::: Recorded information :::
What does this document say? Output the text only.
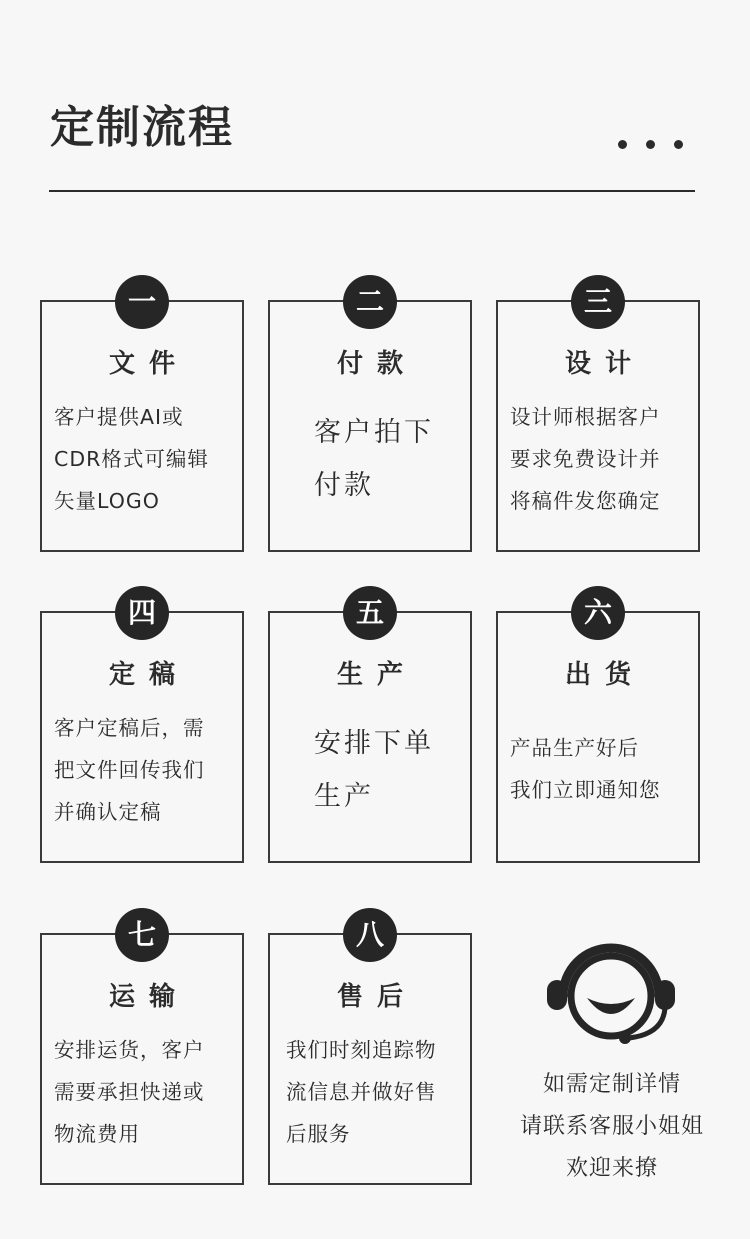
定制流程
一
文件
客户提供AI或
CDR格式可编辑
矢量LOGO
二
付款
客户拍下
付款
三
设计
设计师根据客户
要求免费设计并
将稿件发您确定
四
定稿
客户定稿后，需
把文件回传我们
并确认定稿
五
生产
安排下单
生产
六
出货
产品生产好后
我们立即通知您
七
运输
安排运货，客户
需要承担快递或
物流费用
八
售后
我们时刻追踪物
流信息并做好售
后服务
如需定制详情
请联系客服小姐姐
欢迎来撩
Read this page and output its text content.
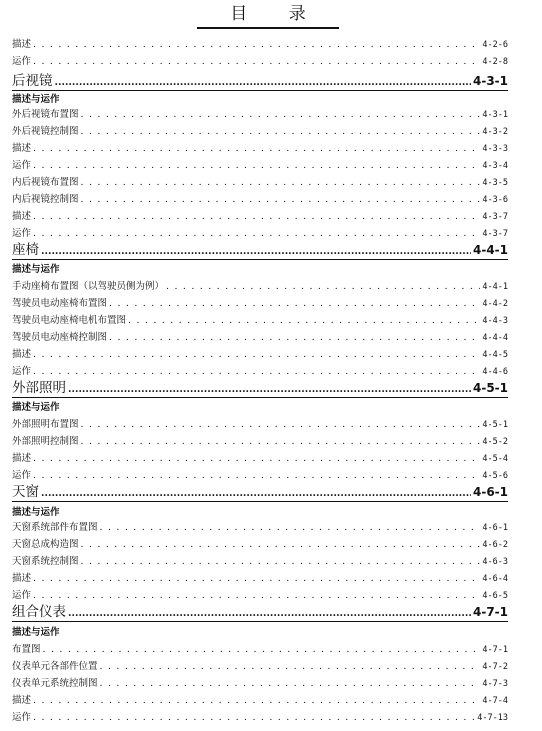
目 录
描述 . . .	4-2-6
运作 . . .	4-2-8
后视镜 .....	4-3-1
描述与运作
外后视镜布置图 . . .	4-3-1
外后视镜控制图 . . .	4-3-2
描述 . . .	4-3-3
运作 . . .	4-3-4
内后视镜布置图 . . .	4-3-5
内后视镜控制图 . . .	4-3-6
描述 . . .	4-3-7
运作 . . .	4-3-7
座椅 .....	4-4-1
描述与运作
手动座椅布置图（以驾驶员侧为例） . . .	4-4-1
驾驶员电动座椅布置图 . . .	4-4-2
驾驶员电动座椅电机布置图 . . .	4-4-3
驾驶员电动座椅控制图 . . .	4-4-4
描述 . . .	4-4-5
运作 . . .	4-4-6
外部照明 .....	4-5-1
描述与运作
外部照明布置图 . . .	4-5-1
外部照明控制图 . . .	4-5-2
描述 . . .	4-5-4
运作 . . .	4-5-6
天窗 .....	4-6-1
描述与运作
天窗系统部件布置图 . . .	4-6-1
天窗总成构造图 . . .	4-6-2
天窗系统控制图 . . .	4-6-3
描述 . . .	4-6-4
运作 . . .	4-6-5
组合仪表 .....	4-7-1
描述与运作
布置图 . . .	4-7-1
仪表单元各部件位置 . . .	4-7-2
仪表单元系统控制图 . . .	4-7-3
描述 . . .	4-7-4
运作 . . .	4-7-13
:::
## Request
Leaving the pictures aside, transcribe the entire listing exactly.

## Solution to this task
What does this document say? Output the text only.
定制流程
一
文件
客户提供AI或
CDR格式可编辑
矢量LOGO
二
付款
客户拍下
付款
三
设计
设计师根据客户
要求免费设计并
将稿件发您确定
四
定稿
客户定稿后，需
把文件回传我们
并确认定稿
五
生产
安排下单
生产
六
出货
产品生产好后
我们立即通知您
七
运输
安排运货，客户
需要承担快递或
物流费用
八
售后
我们时刻追踪物
流信息并做好售
后服务
如需定制详情
请联系客服小姐姐
欢迎来撩
Read this page and output its text content.
目 录
描述 . . .	4-2-6
运作 . . .	4-2-8
后视镜 .....	4-3-1
描述与运作
外后视镜布置图 . . .	4-3-1
外后视镜控制图 . . .	4-3-2
描述 . . .	4-3-3
运作 . . .	4-3-4
内后视镜布置图 . . .	4-3-5
内后视镜控制图 . . .	4-3-6
描述 . . .	4-3-7
运作 . . .	4-3-7
座椅 .....	4-4-1
描述与运作
手动座椅布置图（以驾驶员侧为例） . . .	4-4-1
驾驶员电动座椅布置图 . . .	4-4-2
驾驶员电动座椅电机布置图 . . .	4-4-3
驾驶员电动座椅控制图 . . .	4-4-4
描述 . . .	4-4-5
运作 . . .	4-4-6
外部照明 .....	4-5-1
描述与运作
外部照明布置图 . . .	4-5-1
外部照明控制图 . . .	4-5-2
描述 . . .	4-5-4
运作 . . .	4-5-6
天窗 .....	4-6-1
描述与运作
天窗系统部件布置图 . . .	4-6-1
天窗总成构造图 . . .	4-6-2
天窗系统控制图 . . .	4-6-3
描述 . . .	4-6-4
运作 . . .	4-6-5
组合仪表 .....	4-7-1
描述与运作
布置图 . . .	4-7-1
仪表单元各部件位置 . . .	4-7-2
仪表单元系统控制图 . . .	4-7-3
描述 . . .	4-7-4
运作 . . .	4-7-13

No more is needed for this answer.